WHAT THE TASK REQUIRES:
Pictures excluded, copy word for word the lines from the one holding "Give me a plain-text" through the last line below.

Recorded data:

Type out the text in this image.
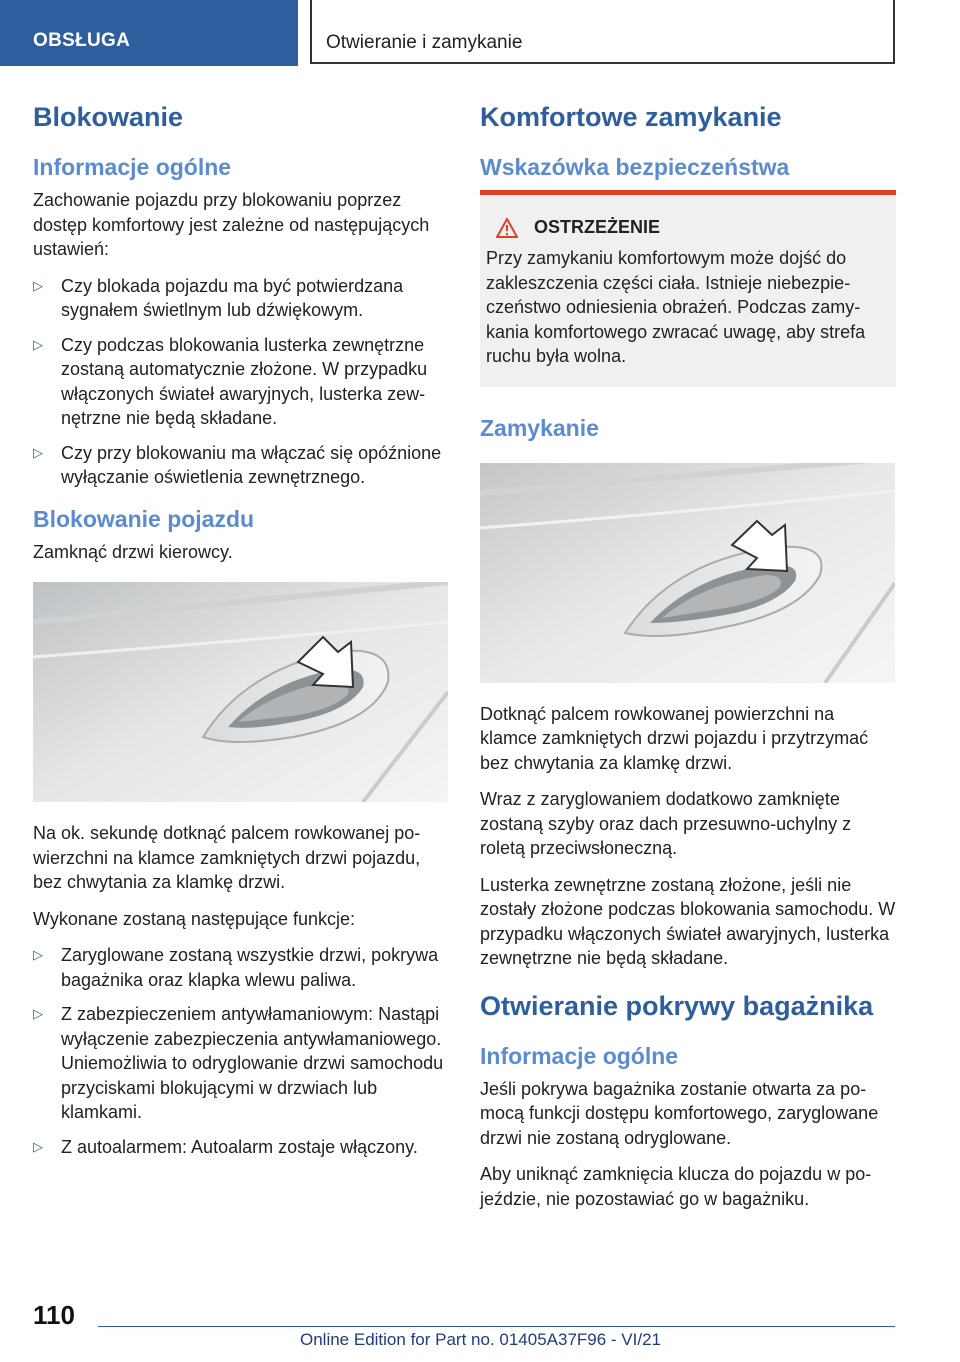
OBSŁUGA	Otwieranie i zamykanie
Blokowanie
Informacje ogólne

Zachowanie pojazdu przy blokowaniu poprzez dostęp komfortowy jest zależne od następujących ustawień:

▷ Czy blokada pojazdu ma być potwierdzana sygnałem świetlnym lub dźwiękowym.
▷ Czy podczas blokowania lusterka zewnętrzne zostaną automatycznie złożone. W przypadku włączonych świateł awaryjnych, lusterka zewnętrzne nie będą składane.
▷ Czy przy blokowaniu ma włączać się opóźnione wyłączanie oświetlenia zewnętrznego.
Blokowanie pojazdu

Zamknąć drzwi kierowcy.

Na ok. sekundę dotknąć palcem rowkowanej powierzchni na klamce zamkniętych drzwi pojazdu, bez chwytania za klamkę drzwi.

Wykonane zostaną następujące funkcje:

▷ Zaryglowane zostaną wszystkie drzwi, pokrywa bagażnika oraz klapka wlewu paliwa.
▷ Z zabezpieczeniem antywłamaniowym: Nastąpi wyłączenie zabezpieczenia antywłamaniowego. Uniemożliwia to odryglowanie drzwi samochodu przyciskami blokującymi w drzwiach lub klamkami.
▷ Z autoalarmem: Autoalarm zostaje włączony.
Komfortowe zamykanie
Wskazówka bezpieczeństwa
OSTRZEŻENIE

Przy zamykaniu komfortowym może dojść do zakleszczenia części ciała. Istnieje niebezpieczeństwo odniesienia obrażeń. Podczas zamykania komfortowego zwracać uwagę, aby strefa ruchu była wolna.

Zamykanie

Dotknąć palcem rowkowanej powierzchni na klamce zamkniętych drzwi pojazdu i przytrzymać bez chwytania za klamkę drzwi.

Wraz z zaryglowaniem dodatkowo zamknięte zostaną szyby oraz dach przesuwno-uchylny z roletą przeciwsłoneczną.

Lusterka zewnętrzne zostaną złożone, jeśli nie zostały złożone podczas blokowania samochodu. W przypadku włączonych świateł awaryjnych, lusterka zewnętrzne nie będą składane.

Otwieranie pokrywy bagażnika
Informacje ogólne

Jeśli pokrywa bagażnika zostanie otwarta za pomocą funkcji dostępu komfortowego, zaryglowane drzwi nie zostaną odryglowane.

Aby uniknąć zamknięcia klucza do pojazdu w pojeździe, nie pozostawiać go w bagażniku.

110
Online Edition for Part no. 01405A37F96 - VI/21
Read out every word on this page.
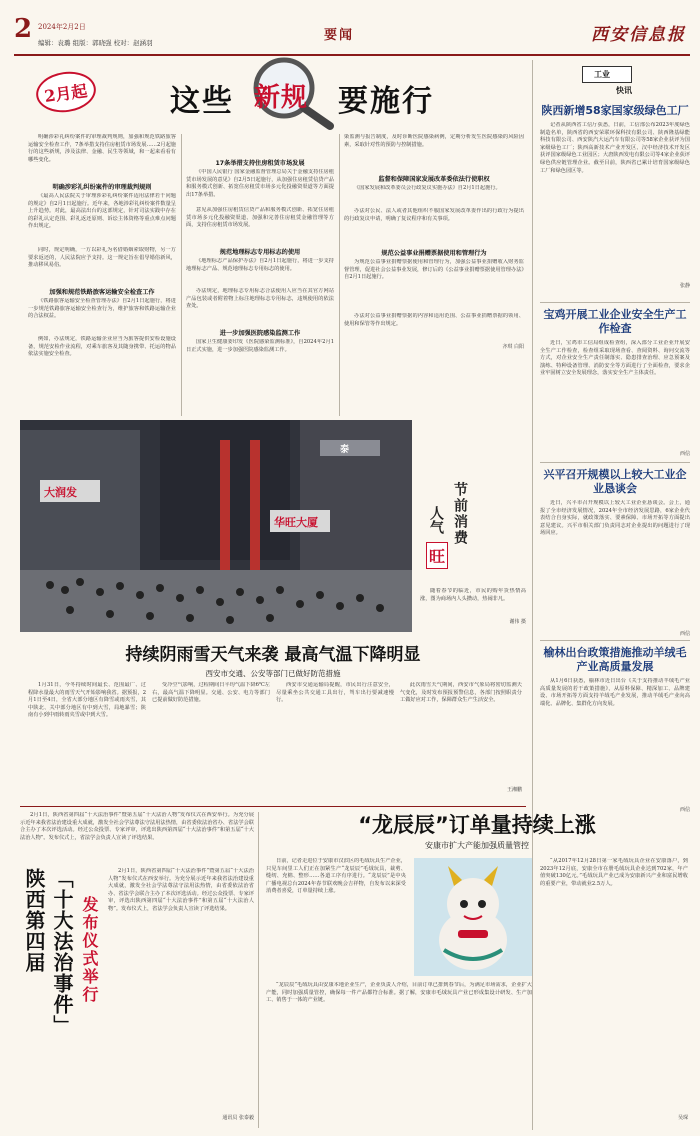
2 2024年2月2日
编辑：袁璐 组版：郭晓强 校对：赵涵羽	要闻	西安信息报
2月起	这些 新规 要施行
明确涉彩礼纠纷案件的审理裁判规则，加强和规范铁路旅客运输安全检查工作，7条举措支持住房租赁市场发展……2月起施行的这些新规，涉及法律、金融、民生等领域，和一起来看看有哪些变化。
明确涉彩礼纠纷案件的审理裁判规则
《最高人民法院关于审理涉彩礼纠纷案件适用法律若干问题的规定》自2月1日起施行。近年来，各地涉彩礼纠纷案件数量呈上升趋势。对此，最高法出台的这部规定，针对司法实践中存在的彩礼认定范围、彩礼返还原则、诉讼主体资格等重点难点问题作出规定。
同时，规定明确，一方以彩礼为名借婚姻索取财物，另一方要求返还的，人民法院应予支持。这一规定旨在倡导婚俗新风，推动移风易俗。
加强和规范铁路旅客运输安全检查工作
《铁路旅客运输安全检查管理办法》自2月1日起施行，将进一步规范铁路旅客运输安全检查行为，维护旅客和铁路运输企业的合法权益。
例如，办法规定，铁路运输企业应当为旅客提供安检设施设备，规范安检作业流程，对乘车旅客及其随身携带、托运的物品依法实施安全检查。
17条举措支持住房租赁市场发展
《中国人民银行 国家金融监督管理总局关于金融支持住房租赁市场发展的意见》自2月5日起施行，从加强住房租赁信贷产品和服务模式创新、拓宽住房租赁市场多元化投融资渠道等方面提出17条举措。
意见从加强住房租赁信贷产品和服务模式创新、拓宽住房租赁市场多元化投融资渠道、加强和完善住房租赁金融管理等方面，支持住房租赁市场发展。
规范地理标志专用标志的使用
《地理标志产品保护办法》自2月1日起施行，将进一步支持地理标志产品、规范地理标志专用标志的使用。
办法规定，地理标志专用标志合法使用人应当在其官方网站产品包装或者附着物上标注地理标志专用标志，违规使用的依法查处。
进一步加强医院感染监测工作
国家卫生健康委印发《医院感染监测标准》，自2024年2月1日正式实施，进一步加强医院感染监测工作。
染监测与报告制度，及时诊断医院感染病例，定期分析发生医院感染的风险因素，采取针对性的预防与控制措施。
监督和保障国家发展改革委依法行使职权
《国家发展和改革委员会行政复议实施办法》自2月1日起施行。
办法对公民、法人或者其他组织不服国家发展改革委作出的行政行为提出的行政复议申请，明确了复议程序和有关事项。
规范公益事业捐赠票据使用和管理行为
为规范公益事业捐赠票据使用和管理行为，加强公益事业捐赠收入财务监督管理，促进社会公益事业发展，修订后的《公益事业捐赠票据使用管理办法》自2月1日起施行。
办法对公益事业捐赠票据的内容和适用范围、公益事业捐赠票据的领用、使用和保管等作出规定。
齐琪 白阳
工业
快讯
陕西新增58家国家级绿色工厂
记者从陕西省工信厅获悉，日前，工信部公布2023年度绿色制造名单，陕西省的西安荣联环保科技有限公司、陕西隆基绿能科技有限公司、西安陕汽大运汽车有限公司等58家企业获评为国家级绿色工厂；陕西高新技术产业开发区、汉中经济技术开发区获评国家级绿色工业园区；大唐陕西发电有限公司等4家企业获评绿色供应链管理企业。截至目前，陕西省已累计培育国家级绿色工厂和绿色园区等。
张静
宝鸡开展工业企业安全生产工作检查
近日，宝鸡市工信局组成检查组，深入部分工业企业开展安全生产工作检查，检查组采取现场查看、查阅资料、询问交流等方式，对企业安全生产责任制落实、隐患排查治理、应急预案及演练、特种设备管理、消防安全等方面进行了全面检查，要求企业牢固树立安全发展理念，落实安全生产主体责任。
西信
兴平召开规模以上较大工业企业恳谈会
近日，兴平市召开规模以上较大工业企业恳谈会。会上，通报了全市经济发展情况，2024年全市经济发展思路，6家企业代表结合自身实际，就政策落实、要素保障、市场开拓等方面提出意见建议。兴平市相关部门负责同志对企业提出的问题进行了现场回应。
西信
榆林出台政策措施推动羊绒毛产业高质量发展
从1月6日获悉，榆林市近日出台《关于支持推动羊绒毛产业高质量发展的若干政策措施》，从原料保障、精深加工、品牌建设、市场开拓等方面支持羊绒毛产业发展，推动羊绒毛产业向高端化、品牌化、集群化方向发展。
西信
大润发
华旺大厦
泰
节前消费
人气
旺
随着春节的临近，市民的购年货热情高涨，图为商场内人头攒动，热闹非凡。
谢伟 摄
持续阴雨雪天气来袭 最高气温下降明显
西安市交通、公安等部门已做好防范措施
1月31日，今冬持续时间最长、范围最广、过程降水量最大的雨雪天气开始影响我省。据预报，2月1日至4日，全省大部分地区有降雪或雨夹雪，其中陕北、关中部分地区有中到大雪，局地暴雪；陕南有小到中雨转雨夹雪或中到大雪。
受冷空气影响，过程期间日平均气温下降6℃左右，最高气温下降明显。交通、公安、电力等部门已提前做好防范措施。
西安市交通运输局提醒，市民出行注意安全，尽量乘坐公共交通工具出行，驾车出行要减速慢行。
此次雨雪天气期间，西安市气象局将密切监测天气变化，及时发布预报预警信息，各部门按照职责分工做好应对工作，保障群众生产生活安全。
王湘鹏
2月1日，陕西省第四届“十大法治事件”暨第五届“十大法治人物”发布仪式在西安举行。为充分展示近年来我省法治建设重大成就，激发全社会学法尊法守法用法热情，由省委依法治省办、省法学会联合主办了本次评选活动。经过公众投票、专家评审，评选出陕西第四届“十大法治事件”和第五届“十大法治人物”。发布仪式上，省法学会负责人宣读了评选结果。
陕西第四届 「十大法治事件」 发布仪式举行
2月1日，陕西省第四届“十大法治事件”暨第五届“十大法治人物”发布仪式在西安举行。为充分展示近年来我省法治建设重大成就，激发全社会学法尊法守法用法热情，由省委依法治省办、省法学会联合主办了本次评选活动。经过公众投票、专家评审，评选出陕西第四届“十大法治事件”和第五届“十大法治人物”。发布仪式上，省法学会负责人宣读了评选结果。
通讯员 张泰毅
“龙辰辰”订单量持续上涨
安康市扩大产能加强质量管控
日前，记者走进位于安康市汉滨区的毛绒玩具生产企业，只见车间里工人们正在加紧生产“龙辰辰”毛绒玩具，裁剪、缝纫、充棉、整形……各道工序有序进行。“龙辰辰”是中央广播电视总台2024年春节联欢晚会吉祥物，自发布以来深受消费者喜爱，订单量持续上涨。
“龙辰辰”毛绒玩具由安康本地企业生产，企业负责人介绍，目前订单已排到春节后，为满足市场需求，企业扩大产能，同时加强质量管控，确保每一件产品都符合标准。据了解，安康市毛绒玩具产业已形成集设计研发、生产加工、销售于一体的产业链。
“从2017年12月28日第一家毛绒玩具企业在安康落户，到2023年12月底，安康全市在册毛绒玩具企业达到702家，年产值突破130亿元。”毛绒玩具产业已成为安康新兴产业和富民增收的重要产业，带动就业2.5万人。
吴琛
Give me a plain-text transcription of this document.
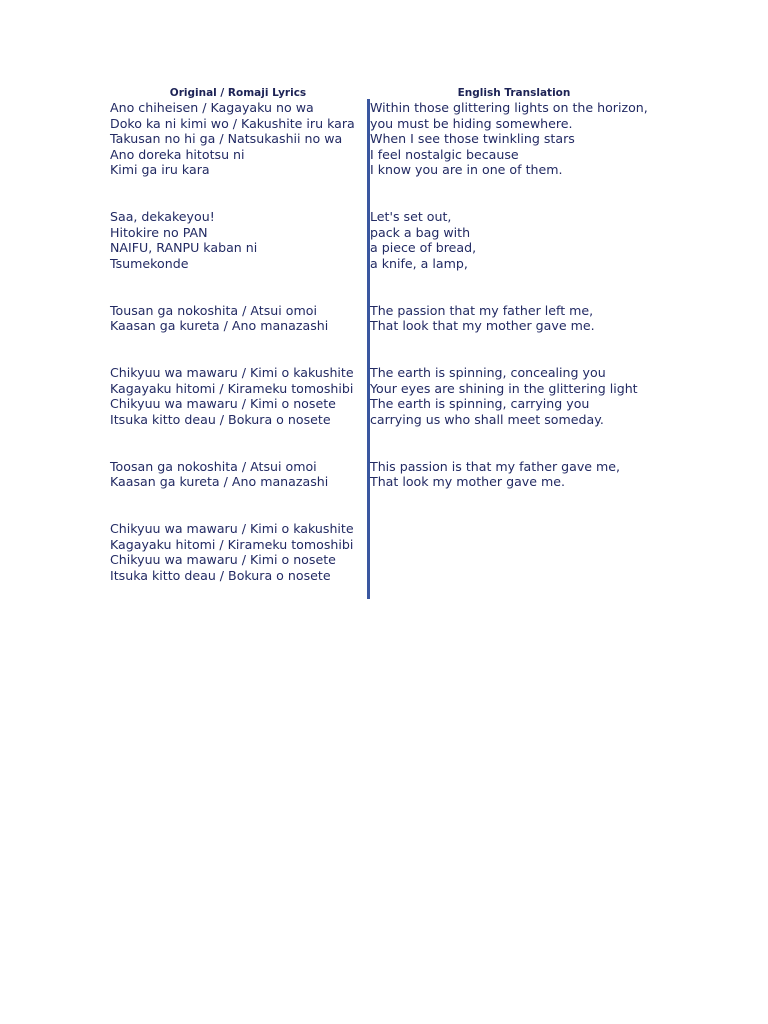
Original / Romaji Lyrics	English Translation
Ano chiheisen / Kagayaku no wa
Doko ka ni kimi wo / Kakushite iru kara
Takusan no hi ga / Natsukashii no wa
Ano doreka hitotsu ni
Kimi ga iru kara
Saa, dekakeyou!
Hitokire no PAN
NAIFU, RANPU kaban ni
Tsumekonde
Tousan ga nokoshita / Atsui omoi
Kaasan ga kureta / Ano manazashi
Chikyuu wa mawaru / Kimi o kakushite
Kagayaku hitomi / Kirameku tomoshibi
Chikyuu wa mawaru / Kimi o nosete
Itsuka kitto deau / Bokura o nosete
Toosan ga nokoshita / Atsui omoi
Kaasan ga kureta / Ano manazashi
Chikyuu wa mawaru / Kimi o kakushite
Kagayaku hitomi / Kirameku tomoshibi
Chikyuu wa mawaru / Kimi o nosete
Itsuka kitto deau / Bokura o nosete
Within those glittering lights on the horizon,
you must be hiding somewhere.
When I see those twinkling stars
I feel nostalgic because
I know you are in one of them.
Let's set out,
pack a bag with
a piece of bread,
a knife, a lamp,
The passion that my father left me,
That look that my mother gave me.
The earth is spinning, concealing you
Your eyes are shining in the glittering light
The earth is spinning, carrying you
carrying us who shall meet someday.
This passion is that my father gave me,
That look my mother gave me.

EXERCISE ANSWER:
Give me a plain-text transcription of this document.
Original / Romaji Lyrics	English Translation
Ano chiheisen / Kagayaku no wa
Doko ka ni kimi wo / Kakushite iru kara
Takusan no hi ga / Natsukashii no wa
Ano doreka hitotsu ni
Kimi ga iru kara
Saa, dekakeyou!
Hitokire no PAN
NAIFU, RANPU kaban ni
Tsumekonde
Tousan ga nokoshita / Atsui omoi
Kaasan ga kureta / Ano manazashi
Chikyuu wa mawaru / Kimi o kakushite
Kagayaku hitomi / Kirameku tomoshibi
Chikyuu wa mawaru / Kimi o nosete
Itsuka kitto deau / Bokura o nosete
Toosan ga nokoshita / Atsui omoi
Kaasan ga kureta / Ano manazashi
Chikyuu wa mawaru / Kimi o kakushite
Kagayaku hitomi / Kirameku tomoshibi
Chikyuu wa mawaru / Kimi o nosete
Itsuka kitto deau / Bokura o nosete
Within those glittering lights on the horizon,
you must be hiding somewhere.
When I see those twinkling stars
I feel nostalgic because
I know you are in one of them.
Let's set out,
pack a bag with
a piece of bread,
a knife, a lamp,
The passion that my father left me,
That look that my mother gave me.
The earth is spinning, concealing you
Your eyes are shining in the glittering light
The earth is spinning, carrying you
carrying us who shall meet someday.
This passion is that my father gave me,
That look my mother gave me.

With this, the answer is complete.